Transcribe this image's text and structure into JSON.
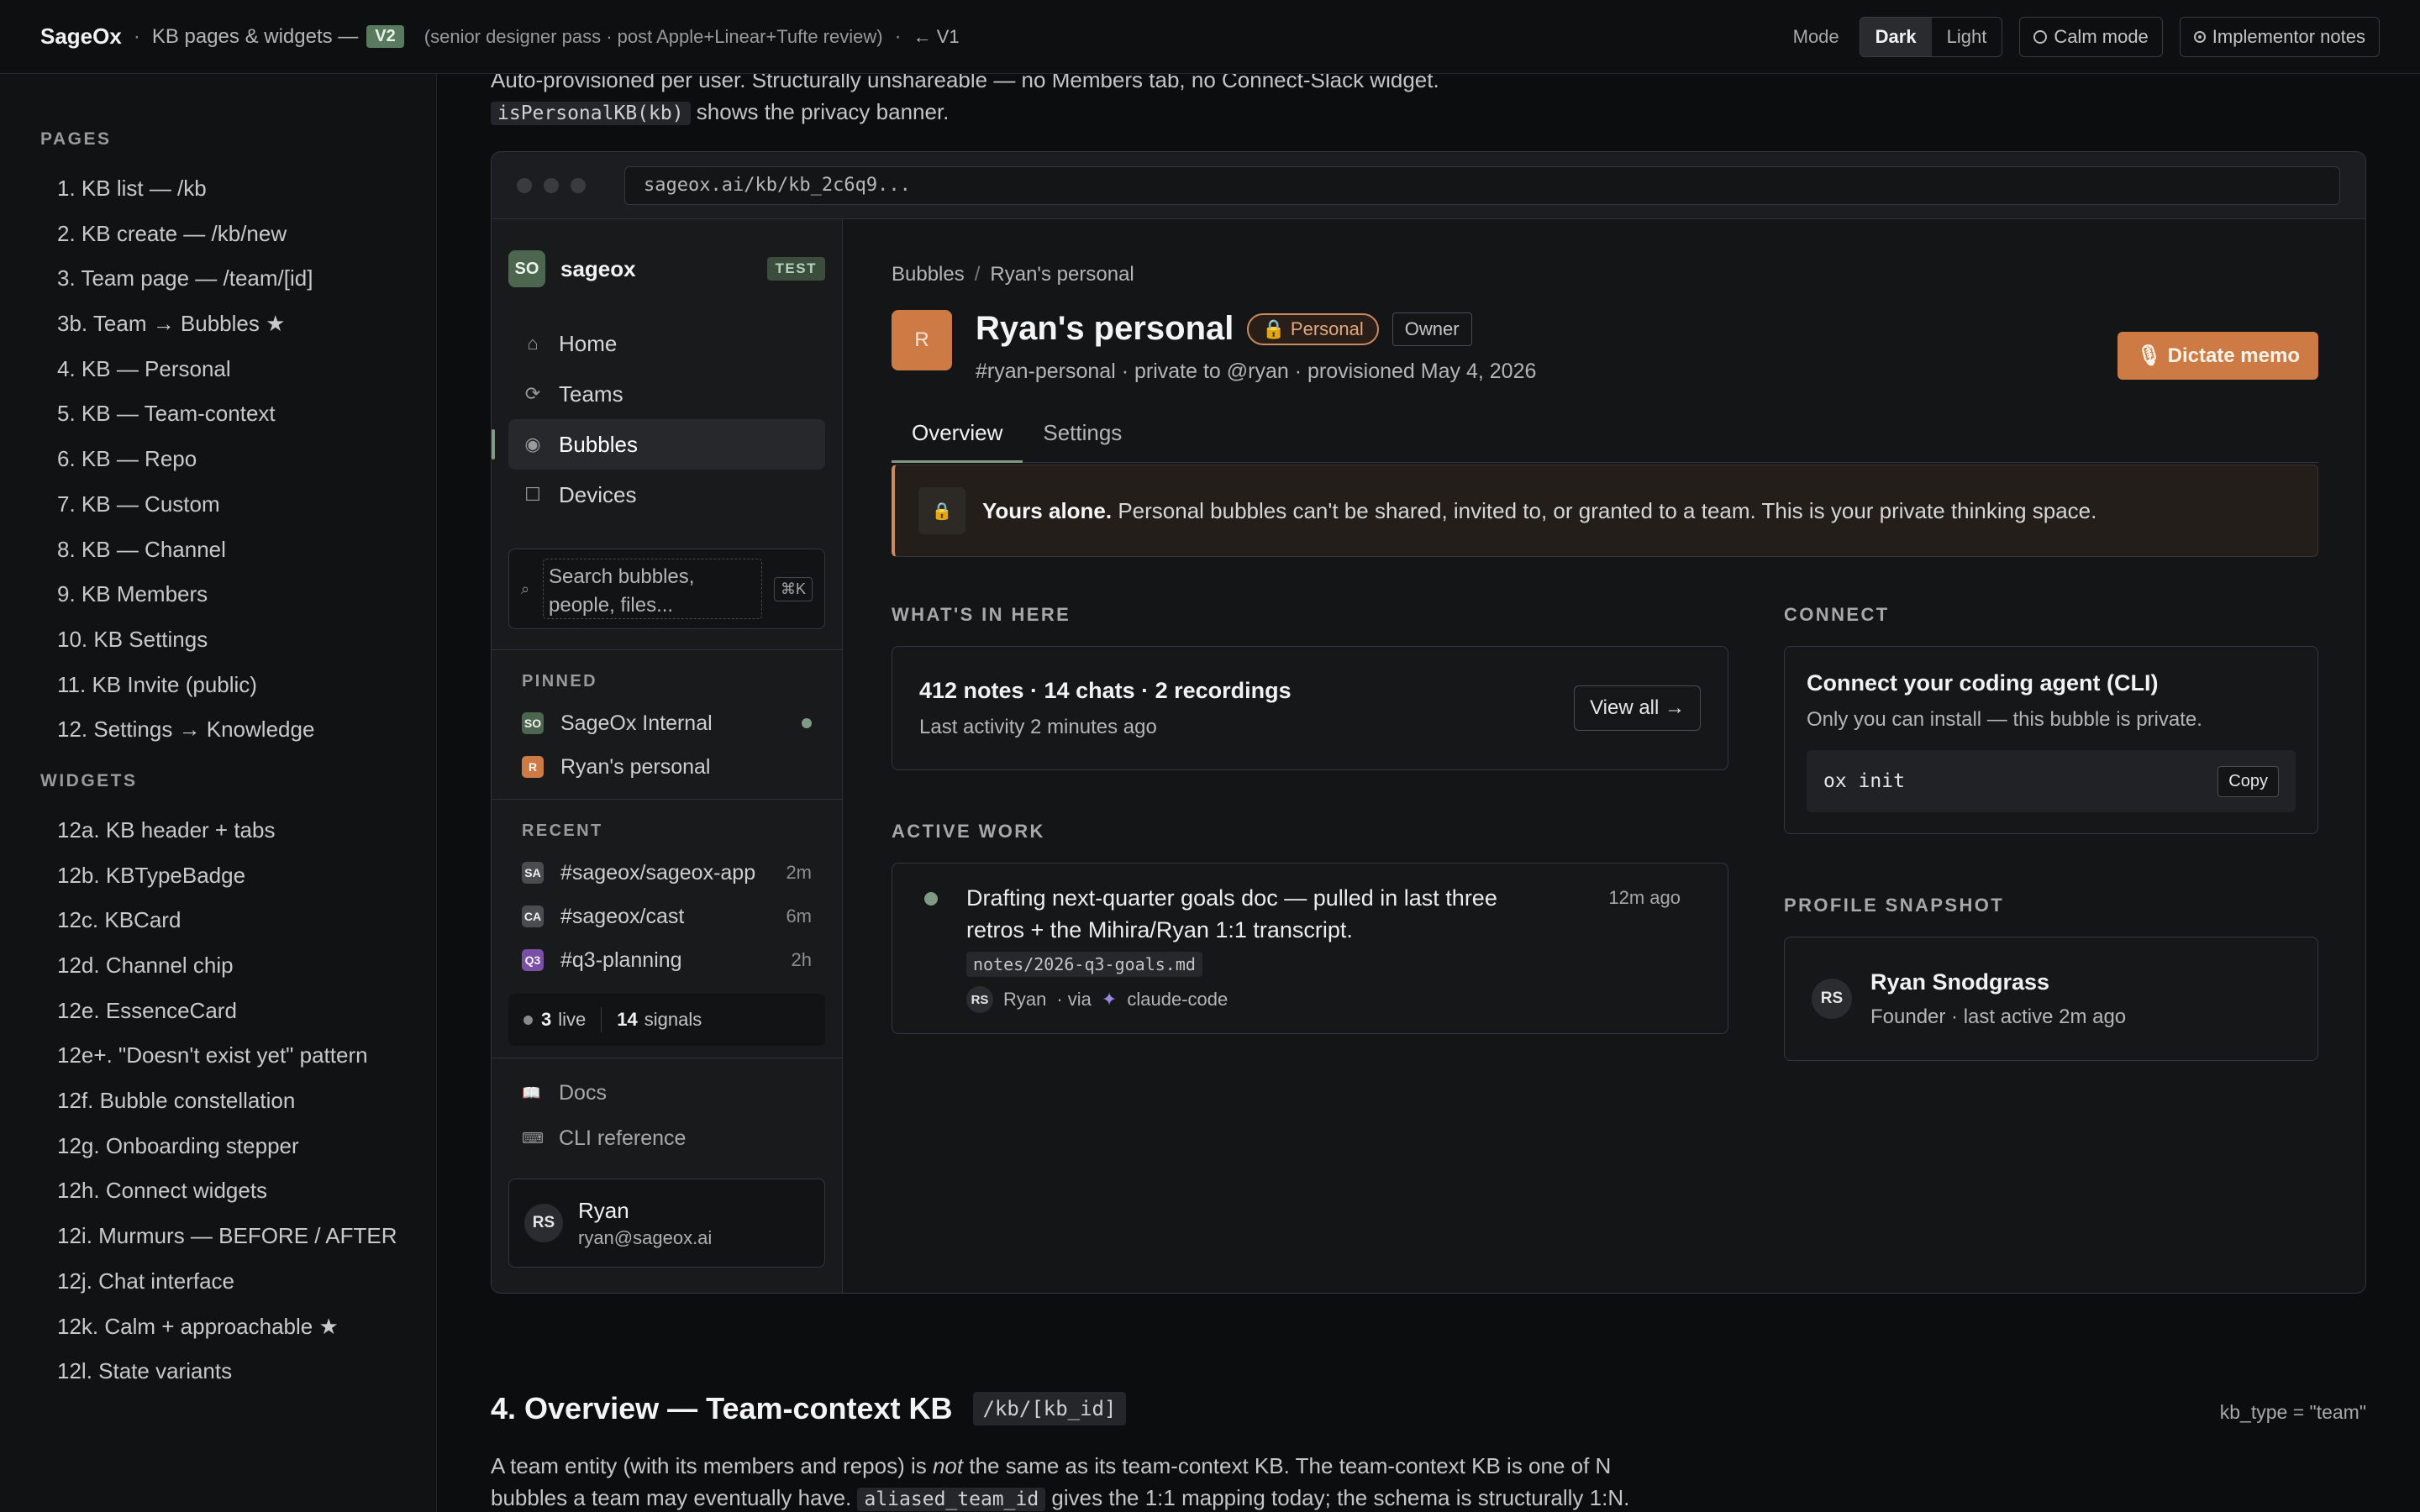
{
  "topbar": {
    "brand": "SageOx",
    "subtitle": "KB pages & widgets —",
    "version_badge": "V2",
    "note": "(senior designer pass · post Apple+Linear+Tufte review)",
    "back_link": "← V1",
    "mode_label": "Mode",
    "mode_dark": "Dark",
    "mode_light": "Light",
    "calm_mode": "Calm mode",
    "implementor_notes": "Implementor notes"
  },
  "leftnav": {
    "pages_label": "PAGES",
    "pages": [
      "1. KB list — /kb",
      "2. KB create — /kb/new",
      "3. Team page — /team/[id]",
      "3b. Team → Bubbles ★",
      "4. KB — Personal",
      "5. KB — Team-context",
      "6. KB — Repo",
      "7. KB — Custom",
      "8. KB — Channel",
      "9. KB Members",
      "10. KB Settings",
      "11. KB Invite (public)",
      "12. Settings → Knowledge"
    ],
    "widgets_label": "WIDGETS",
    "widgets": [
      "12a. KB header + tabs",
      "12b. KBTypeBadge",
      "12c. KBCard",
      "12d. Channel chip",
      "12e. EssenceCard",
      "12e+. \"Doesn't exist yet\" pattern",
      "12f. Bubble constellation",
      "12g. Onboarding stepper",
      "12h. Connect widgets",
      "12i. Murmurs — BEFORE / AFTER",
      "12j. Chat interface",
      "12k. Calm + approachable ★",
      "12l. State variants"
    ]
  },
  "intro": {
    "line1": "Auto-provisioned per user. Structurally unshareable — no Members tab, no Connect-Slack widget.",
    "code": "isPersonalKB(kb)",
    "line2_rest": " shows the privacy banner."
  },
  "browser": {
    "url": "sageox.ai/kb/kb_2c6q9..."
  },
  "sidebar": {
    "ws_badge": "SO",
    "ws_name": "sageox",
    "ws_tag": "TEST",
    "nav": [
      {
        "icon": "⌂",
        "label": "Home"
      },
      {
        "icon": "⟳",
        "label": "Teams"
      },
      {
        "icon": "◉",
        "label": "Bubbles"
      },
      {
        "icon": "☐",
        "label": "Devices"
      }
    ],
    "search_placeholder": "Search bubbles, people, files...",
    "search_kbd": "⌘K",
    "pinned_label": "PINNED",
    "pinned": [
      {
        "av": "SO",
        "label": "SageOx Internal"
      },
      {
        "av": "R",
        "label": "Ryan's personal"
      }
    ],
    "recent_label": "RECENT",
    "recent": [
      {
        "av": "SA",
        "label": "#sageox/sageox-app",
        "time": "2m"
      },
      {
        "av": "CA",
        "label": "#sageox/cast",
        "time": "6m"
      },
      {
        "av": "Q3",
        "label": "#q3-planning",
        "time": "2h"
      }
    ],
    "live_count": "3",
    "live_label": "live",
    "signals_count": "14",
    "signals_label": "signals",
    "docs": "Docs",
    "cli_ref": "CLI reference",
    "user_initials": "RS",
    "user_name": "Ryan",
    "user_email": "ryan@sageox.ai"
  },
  "page": {
    "crumb_parent": "Bubbles",
    "crumb_sep": "/",
    "crumb_current": "Ryan's personal",
    "avatar": "R",
    "title": "Ryan's personal",
    "personal_pill": "🔒 Personal",
    "owner_pill": "Owner",
    "meta": "#ryan-personal · private to @ryan · provisioned May 4, 2026",
    "dictate": "🎙 Dictate memo",
    "tab_overview": "Overview",
    "tab_settings": "Settings",
    "banner_strong": "Yours alone.",
    "banner_text": " Personal bubbles can't be shared, invited to, or granted to a team. This is your private thinking space.",
    "whats_label": "WHAT'S IN HERE",
    "stats": "412 notes · 14 chats · 2 recordings",
    "last_activity": "Last activity 2 minutes ago",
    "view_all": "View all →",
    "active_label": "ACTIVE WORK",
    "work_text": "Drafting next-quarter goals doc — pulled in last three retros + the Mihira/Ryan 1:1 transcript.",
    "work_time": "12m ago",
    "work_file": "notes/2026-q3-goals.md",
    "work_initials": "RS",
    "work_user": "Ryan",
    "work_via": "· via",
    "work_agent": "claude-code",
    "connect_label": "CONNECT",
    "connect_title": "Connect your coding agent (CLI)",
    "connect_sub": "Only you can install — this bubble is private.",
    "cmd": "ox init",
    "copy": "Copy",
    "profile_label": "PROFILE SNAPSHOT",
    "profile_initials": "RS",
    "profile_name": "Ryan Snodgrass",
    "profile_role": "Founder · last active 2m ago"
  },
  "section4": {
    "title": "4. Overview — Team-context KB",
    "route": "/kb/[kb_id]",
    "kb_type": "kb_type = \"team\"",
    "p1": "A team entity (with its members and repos) is ",
    "p1_em": "not",
    "p1_rest": " the same as its team-context KB. The team-context KB is one of N",
    "p2": "bubbles a team may eventually have. ",
    "p2_code": "aliased_team_id",
    "p2_rest": " gives the 1:1 mapping today; the schema is structurally 1:N."
  }
}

-- -- --

### Given problem:
Report only the count of lines that include the string "Calm".

### Exercise output:
2